THE PROBLEM
Format every line of the records as a JSON list of strings, one string per line, omitting blank lines and leaving out the pictures.

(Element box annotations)
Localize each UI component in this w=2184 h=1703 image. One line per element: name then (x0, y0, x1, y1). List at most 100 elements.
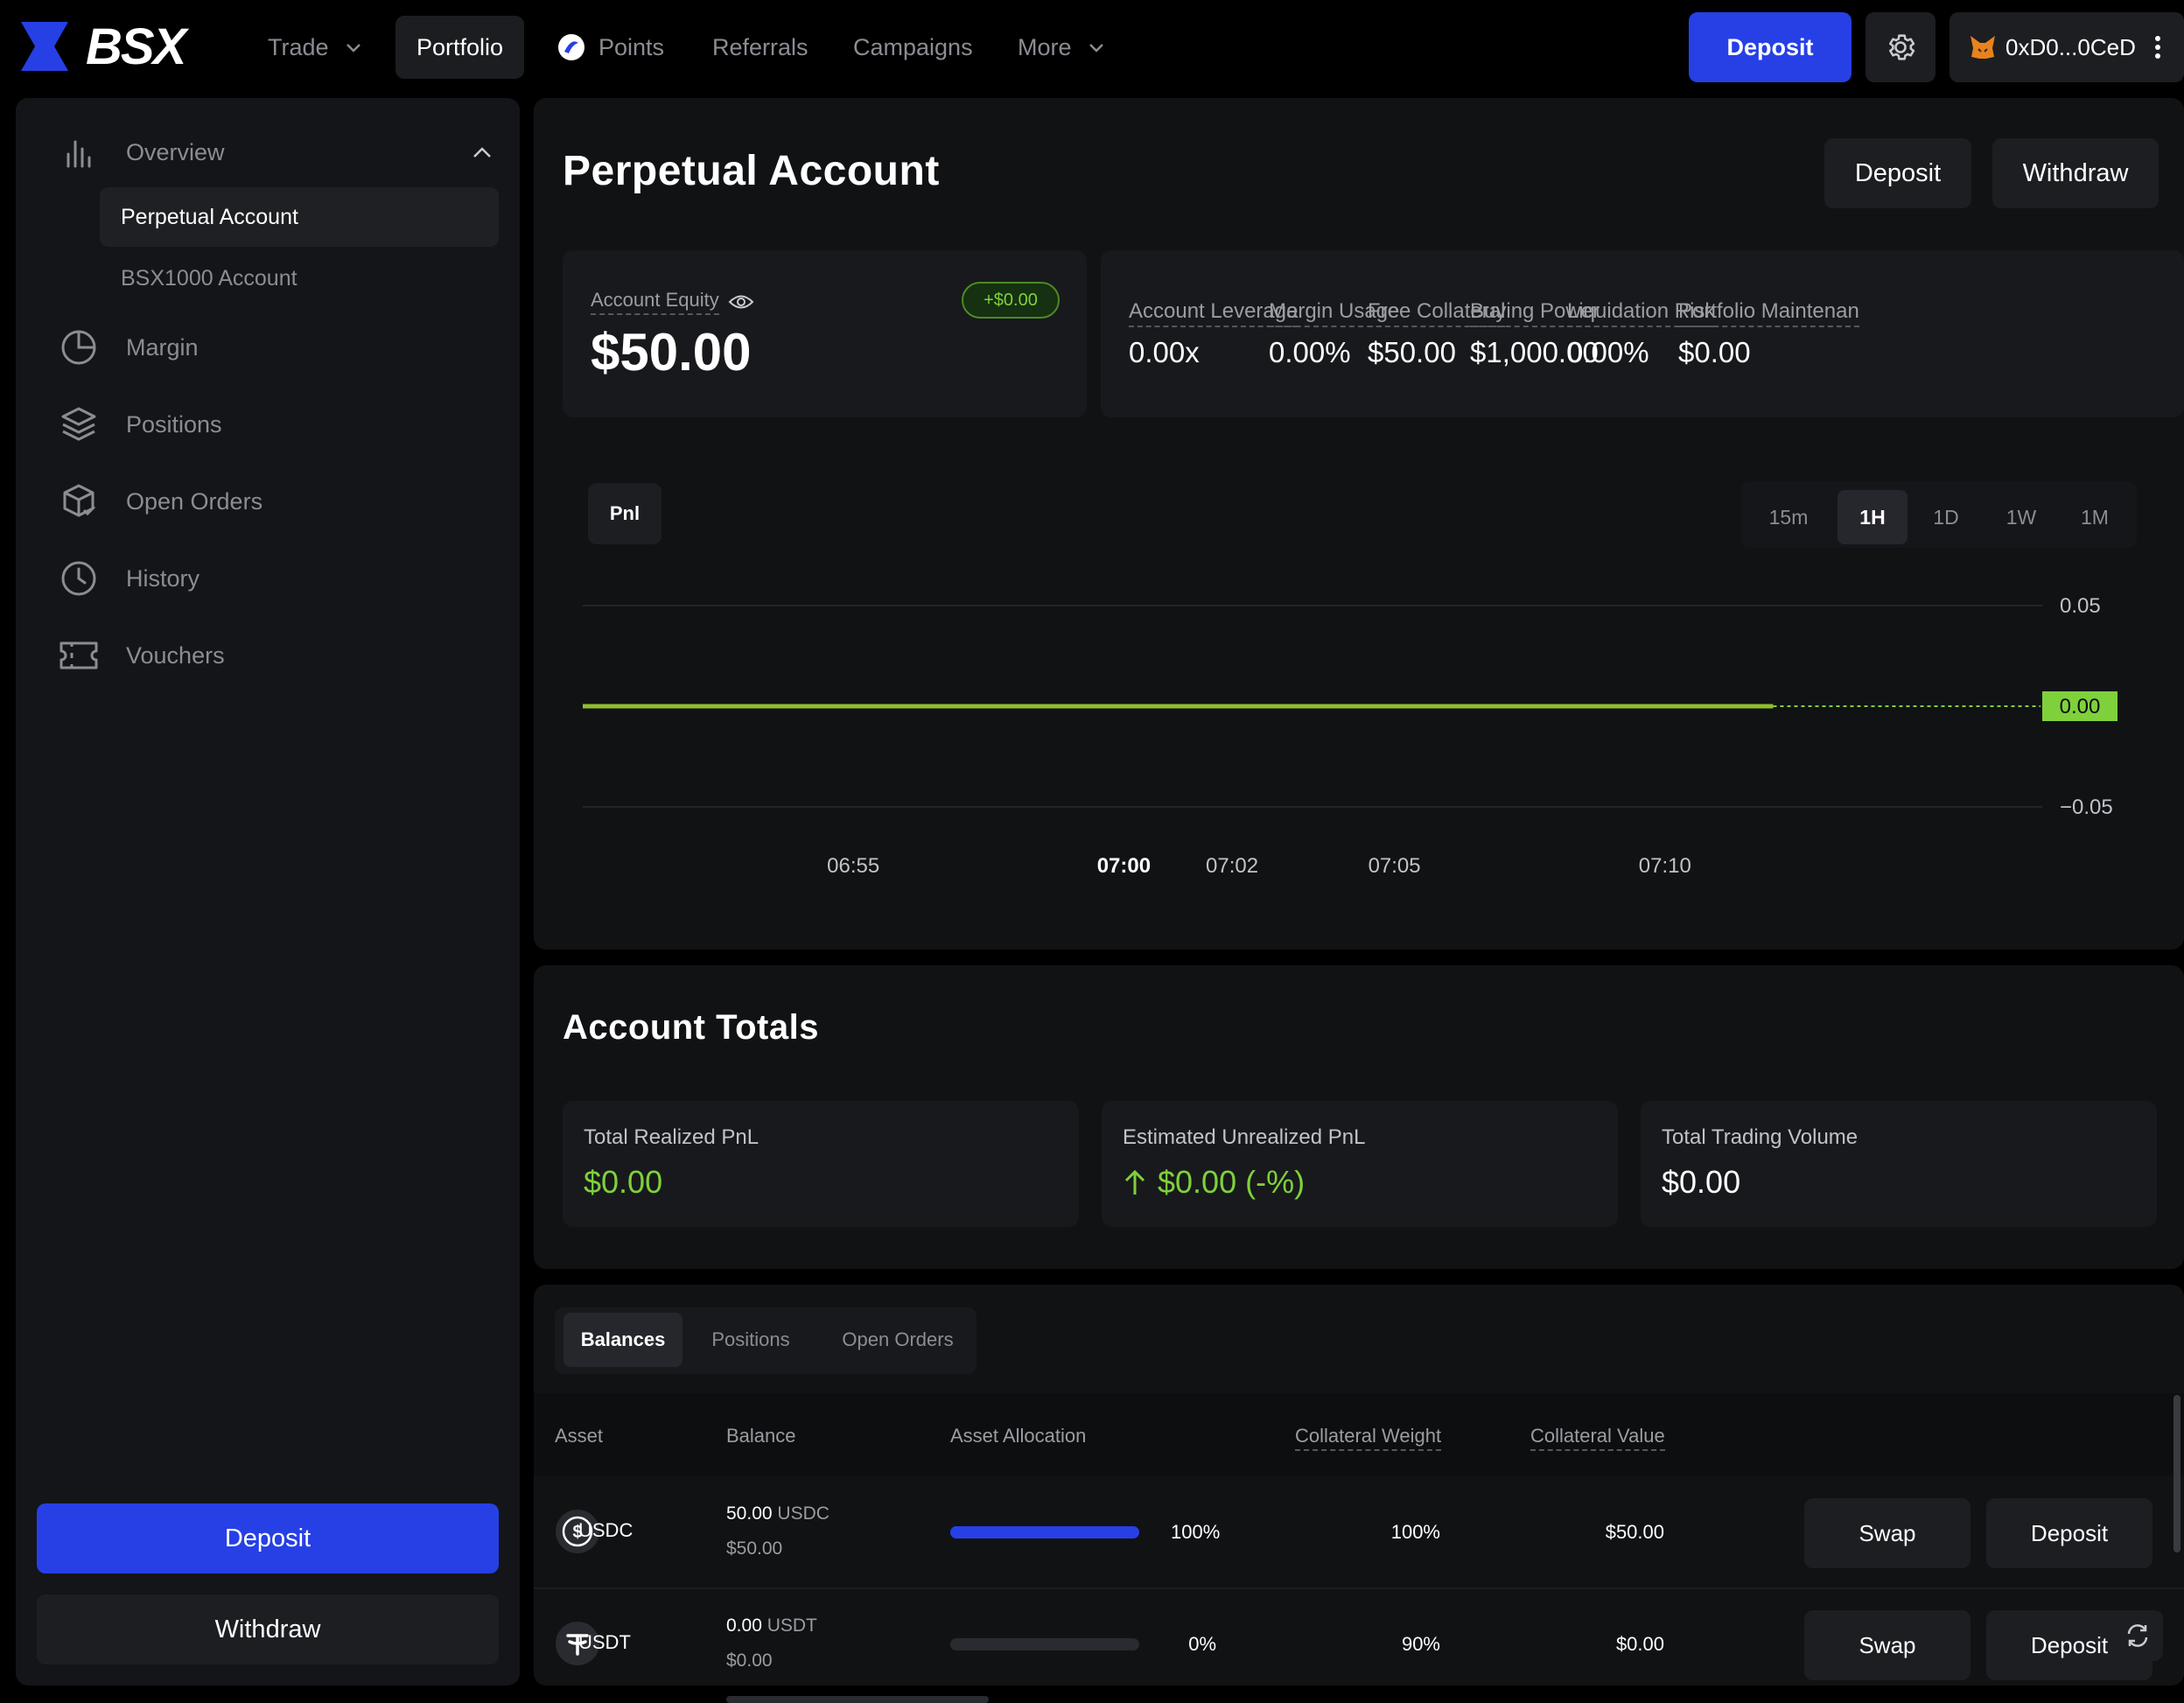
unrealized-pnl-row: $0.00 (-%) (1123, 1164, 1305, 1201)
collateral-weight: 90% (1401, 1633, 1440, 1655)
balances-table-header (534, 1393, 2184, 1475)
settings-button[interactable] (1866, 12, 1936, 82)
eye-icon[interactable] (728, 292, 754, 312)
balances-tab-positions[interactable]: Positions (711, 1328, 790, 1350)
fox-wallet-icon (1970, 36, 1995, 59)
bsx1000-account-label: BSX1000 Account (121, 265, 298, 291)
timeframe-1d[interactable]: 1D (1933, 505, 1959, 529)
swap-button[interactable]: Swap (1804, 1610, 1970, 1680)
balance-amount: 50.00 (726, 1503, 773, 1524)
sidebar-subitem-bsx1000-account[interactable]: BSX1000 Account (100, 249, 499, 308)
sidebar-item-history[interactable]: History (58, 554, 200, 603)
stat-value: 0.00x (1129, 336, 1200, 368)
top-navigation: BSX Trade Portfolio Points Referrals Cam… (0, 0, 2184, 95)
timeframe-1w[interactable]: 1W (2006, 505, 2037, 529)
asset-deposit-button[interactable]: Deposit (1986, 1498, 2152, 1568)
sidebar-subitem-perpetual-account[interactable]: Perpetual Account (100, 187, 499, 247)
row-divider (534, 1587, 2184, 1589)
allocation-bar (950, 1526, 1139, 1538)
sidebar-withdraw-button[interactable]: Withdraw (37, 1594, 499, 1664)
brand-logo[interactable]: BSX (19, 18, 186, 75)
collateral-value: $0.00 (1615, 1633, 1664, 1655)
nav-deposit-button[interactable]: Deposit (1689, 12, 1852, 82)
x-tick-label: 07:00 (1097, 854, 1151, 878)
gear-icon (1889, 34, 1915, 60)
stat-label[interactable]: Account Leverage (1129, 299, 1298, 327)
scrollbar[interactable] (2174, 1395, 2180, 1552)
sidebar-item-positions[interactable]: Positions (58, 400, 222, 449)
stat-label[interactable]: Margin Usage (1269, 299, 1400, 327)
last-value-label: 0.00 (2060, 695, 2101, 718)
sidebar-item-vouchers[interactable]: Vouchers (58, 631, 225, 680)
stat-portfolio-maintenan: Portfolio Maintenan $0.00 (1678, 299, 1859, 369)
equity-change-badge: +$0.00 (962, 282, 1060, 319)
deposit-button[interactable]: Deposit (1824, 138, 1971, 208)
sidebar-item-open-orders-label: Open Orders (126, 487, 263, 515)
stat-value: $1,000.00 (1470, 336, 1599, 368)
sidebar-item-margin[interactable]: Margin (58, 323, 199, 372)
pnl-tab[interactable]: Pnl (588, 483, 662, 544)
sidebar-item-overview[interactable]: Overview (58, 128, 495, 177)
stat-value: 0.00% (1567, 336, 1649, 368)
package-check-icon (58, 480, 100, 522)
usdc-icon: $ (555, 1509, 600, 1554)
refresh-icon (2127, 1624, 2148, 1647)
account-equity-label[interactable]: Account Equity (591, 289, 719, 315)
nav-campaigns[interactable]: Campaigns (853, 16, 973, 79)
col-balance: Balance (726, 1425, 796, 1447)
col-collateral-value[interactable]: Collateral Value (1530, 1425, 1665, 1451)
bottom-scroll-indicator (726, 1696, 989, 1703)
balances-tab-balances[interactable]: Balances (564, 1313, 682, 1367)
allocation-pct: 0% (1188, 1633, 1216, 1655)
nav-trade[interactable]: Trade (268, 16, 364, 79)
trading-volume-label: Total Trading Volume (1662, 1125, 1858, 1149)
nav-referrals-label: Referrals (712, 33, 808, 60)
stat-label[interactable]: Buying Power (1470, 299, 1600, 327)
realized-pnl-label: Total Realized PnL (584, 1125, 760, 1149)
stat-label[interactable]: Free Collateral (1368, 299, 1506, 327)
refresh-fab[interactable] (2112, 1610, 2163, 1661)
nav-more-label: More (1018, 33, 1072, 60)
sidebar-item-open-orders[interactable]: Open Orders (58, 477, 262, 526)
wallet-button[interactable]: 0xD0...0CeD (1950, 12, 2184, 82)
account-equity-value: $50.00 (591, 323, 752, 382)
sidebar-deposit-button[interactable]: Deposit (37, 1503, 499, 1573)
bar-chart-icon (58, 131, 100, 173)
timeframe-1h[interactable]: 1H (1838, 490, 1908, 544)
sidebar-item-margin-label: Margin (126, 333, 199, 361)
swap-button[interactable]: Swap (1804, 1498, 1970, 1568)
withdraw-button[interactable]: Withdraw (1992, 138, 2159, 208)
timeframe-1m[interactable]: 1M (2081, 505, 2109, 529)
trading-volume-card: Total Trading Volume $0.00 (1641, 1101, 2157, 1227)
ticket-icon (58, 634, 100, 676)
col-allocation: Asset Allocation (950, 1425, 1087, 1447)
chevron-down-icon (1088, 44, 1103, 53)
sidebar-item-history-label: History (126, 564, 200, 592)
arrow-up-icon (1124, 1169, 1145, 1195)
svg-text:$: $ (572, 1523, 582, 1542)
col-collateral-weight[interactable]: Collateral Weight (1295, 1425, 1442, 1451)
balance-usd: $0.00 (726, 1650, 773, 1671)
asset-name: USDT (578, 1631, 631, 1653)
sidebar-item-vouchers-label: Vouchers (126, 641, 225, 669)
trading-volume-value: $0.00 (1662, 1164, 1741, 1200)
nav-more[interactable]: More (1018, 16, 1107, 79)
unrealized-pnl-label: Estimated Unrealized PnL (1123, 1125, 1366, 1149)
stat-label[interactable]: Liquidation Risk (1567, 299, 1716, 327)
nav-points[interactable]: Points (556, 16, 664, 79)
logo-icon (21, 22, 68, 71)
balances-tab-open-orders[interactable]: Open Orders (842, 1328, 954, 1350)
pnl-chart: 0.05 −0.05 0.00 06:55 07:00 07:02 07:05 07:10 (583, 594, 2118, 878)
timeframe-15m[interactable]: 15m (1768, 505, 1809, 529)
pnl-tab-label: Pnl (609, 502, 640, 524)
realized-pnl-value: $0.00 (584, 1164, 663, 1200)
realized-pnl-card: Total Realized PnL $0.00 (563, 1101, 1079, 1227)
nav-referrals[interactable]: Referrals (712, 16, 808, 79)
clock-icon (58, 557, 100, 599)
sidebar-item-positions-label: Positions (126, 410, 222, 438)
y-tick-label: 0.05 (2060, 594, 2101, 618)
allocation-bar (950, 1638, 1139, 1650)
unrealized-pnl-card: Estimated Unrealized PnL $0.00 (-%) (1102, 1101, 1618, 1227)
stat-label[interactable]: Portfolio Maintenan (1678, 299, 1859, 327)
nav-portfolio[interactable]: Portfolio (396, 16, 525, 79)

EXERCISE RESULT
[
  "Localize each UI component in this w=2184 h=1703 image. One line per element: name then (x0, y0, x1, y1). List at most 100 elements.",
  "unrealized-pnl-row: $0.00 (-%) (1123, 1164, 1305, 1201)",
  "collateral-weight: 90% (1401, 1633, 1440, 1655)",
  "balances-table-header (534, 1393, 2184, 1475)",
  "settings-button[interactable] (1866, 12, 1936, 82)",
  "eye-icon[interactable] (728, 292, 754, 312)",
  "balances-tab-positions[interactable]: Positions (711, 1328, 790, 1350)",
  "fox-wallet-icon (1970, 36, 1995, 59)",
  "bsx1000-account-label: BSX1000 Account (121, 265, 298, 291)",
  "timeframe-1d[interactable]: 1D (1933, 505, 1959, 529)",
  "swap-button[interactable]: Swap (1804, 1610, 1970, 1680)",
  "balance-amount: 50.00 (726, 1503, 773, 1524)",
  "sidebar-subitem-bsx1000-account[interactable]: BSX1000 Account (100, 249, 499, 308)",
  "sidebar-item-history[interactable]: History (58, 554, 200, 603)",
  "stat-value: 0.00x (1129, 336, 1200, 368)",
  "top-navigation: BSX Trade Portfolio Points Referrals Cam… (0, 0, 2184, 95)",
  "timeframe-1w[interactable]: 1W (2006, 505, 2037, 529)",
  "asset-deposit-button[interactable]: Deposit (1986, 1498, 2152, 1568)",
  "sidebar-subitem-perpetual-account[interactable]: Perpetual Account (100, 187, 499, 247)",
  "row-divider (534, 1587, 2184, 1589)",
  "allocation-bar (950, 1526, 1139, 1538)",
  "sidebar-withdraw-button[interactable]: Withdraw (37, 1594, 499, 1664)",
  "brand-logo[interactable]: BSX (19, 18, 186, 75)",
  "collateral-value: $0.00 (1615, 1633, 1664, 1655)",
  "nav-deposit-button[interactable]: Deposit (1689, 12, 1852, 82)",
  "x-tick-label: 07:00 (1097, 854, 1151, 878)",
  "gear-icon (1889, 34, 1915, 60)",
  "stat-label[interactable]: Account Leverage (1129, 299, 1298, 327)",
  "scrollbar[interactable] (2174, 1395, 2180, 1552)",
  "sidebar-item-positions[interactable]: Positions (58, 400, 222, 449)",
  "stat-label[interactable]: Margin Usage (1269, 299, 1400, 327)",
  "last-value-label: 0.00 (2060, 695, 2101, 718)",
  "sidebar-item-vouchers[interactable]: Vouchers (58, 631, 225, 680)",
  "stat-portfolio-maintenan: Portfolio Maintenan $0.00 (1678, 299, 1859, 369)",
  "equity-change-badge: +$0.00 (962, 282, 1060, 319)",
  "deposit-button[interactable]: Deposit (1824, 138, 1971, 208)",
  "sidebar-item-open-orders-label: Open Orders (126, 487, 263, 515)",
  "stat-value: $1,000.00 (1470, 336, 1599, 368)",
  "sidebar-item-margin[interactable]: Margin (58, 323, 199, 372)",
  "pnl-tab[interactable]: Pnl (588, 483, 662, 544)",
  "sidebar-item-overview[interactable]: Overview (58, 128, 495, 177)",
  "stat-value: 0.00% (1567, 336, 1649, 368)",
  "package-check-icon (58, 480, 100, 522)",
  "usdc-icon: $ (555, 1509, 600, 1554)",
  "refresh-icon (2127, 1624, 2148, 1647)",
  "account-equity-label[interactable]: Account Equity (591, 289, 719, 315)",
  "nav-campaigns[interactable]: Campaigns (853, 16, 973, 79)",
  "col-balance: Balance (726, 1425, 796, 1447)",
  "col-collateral-value[interactable]: Collateral Value (1530, 1425, 1665, 1451)",
  "bottom-scroll-indicator (726, 1696, 989, 1703)",
  "balances-tab-balances[interactable]: Balances (564, 1313, 682, 1367)",
  "allocation-pct: 0% (1188, 1633, 1216, 1655)",
  "nav-trade[interactable]: Trade (268, 16, 364, 79)",
  "trading-volume-label: Total Trading Volume (1662, 1125, 1858, 1149)",
  "nav-referrals-label: Referrals (712, 33, 808, 60)",
  "stat-label[interactable]: Buying Power (1470, 299, 1600, 327)",
  "realized-pnl-label: Total Realized PnL (584, 1125, 760, 1149)",
  "stat-label[interactable]: Free Collateral (1368, 299, 1506, 327)",
  "refresh-fab[interactable] (2112, 1610, 2163, 1661)",
  "nav-more-label: More (1018, 33, 1072, 60)",
  "sidebar-item-open-orders[interactable]: Open Orders (58, 477, 262, 526)",
  "wallet-button[interactable]: 0xD0...0CeD (1950, 12, 2184, 82)",
  "account-equity-value: $50.00 (591, 323, 752, 382)",
  "sidebar-deposit-button[interactable]: Deposit (37, 1503, 499, 1573)",
  "bar-chart-icon (58, 131, 100, 173)",
  "timeframe-1h[interactable]: 1H (1838, 490, 1908, 544)",
  "sidebar-item-margin-label: Margin (126, 333, 199, 361)",
  "swap-button[interactable]: Swap (1804, 1498, 1970, 1568)",
  "withdraw-button[interactable]: Withdraw (1992, 138, 2159, 208)",
  "timeframe-1m[interactable]: 1M (2081, 505, 2109, 529)",
  "trading-volume-card: Total Trading Volume $0.00 (1641, 1101, 2157, 1227)",
  "ticket-icon (58, 634, 100, 676)",
  "col-allocation: Asset Allocation (950, 1425, 1087, 1447)",
  "chevron-down-icon (1088, 44, 1103, 53)",
  "sidebar-item-history-label: History (126, 564, 200, 592)",
  "arrow-up-icon (1124, 1169, 1145, 1195)",
  "svg-text:$: $ (572, 1523, 582, 1542)",
  "col-collateral-weight[interactable]: Collateral Weight (1295, 1425, 1442, 1451)",
  "balance-usd: $0.00 (726, 1650, 773, 1671)",
  "asset-name: USDT (578, 1631, 631, 1653)",
  "sidebar-item-vouchers-label: Vouchers (126, 641, 225, 669)",
  "trading-volume-value: $0.00 (1662, 1164, 1741, 1200)",
  "nav-more[interactable]: More (1018, 16, 1107, 79)",
  "unrealized-pnl-label: Estimated Unrealized PnL (1123, 1125, 1366, 1149)",
  "stat-label[interactable]: Liquidation Risk (1567, 299, 1716, 327)",
  "nav-points[interactable]: Points (556, 16, 664, 79)",
  "logo-icon (21, 22, 68, 71)",
  "balances-tab-open-orders[interactable]: Open Orders (842, 1328, 954, 1350)",
  "pnl-chart: 0.05 −0.05 0.00 06:55 07:00 07:02 07:05 07:10 (583, 594, 2118, 878)",
  "timeframe-15m[interactable]: 15m (1768, 505, 1809, 529)",
  "pnl-tab-label: Pnl (609, 502, 640, 524)",
  "realized-pnl-value: $0.00 (584, 1164, 663, 1200)",
  "realized-pnl-card: Total Realized PnL $0.00 (563, 1101, 1079, 1227)",
  "nav-referrals[interactable]: Referrals (712, 16, 808, 79)",
  "clock-icon (58, 557, 100, 599)",
  "sidebar-item-positions-label: Positions (126, 410, 222, 438)",
  "y-tick-label: 0.05 (2060, 594, 2101, 618)",
  "allocation-bar (950, 1638, 1139, 1650)",
  "unrealized-pnl-card: Estimated Unrealized PnL $0.00 (-%) (1102, 1101, 1618, 1227)",
  "stat-label[interactable]: Portfolio Maintenan (1678, 299, 1859, 327)",
  "nav-portfolio[interactable]: Portfolio (396, 16, 525, 79)"
]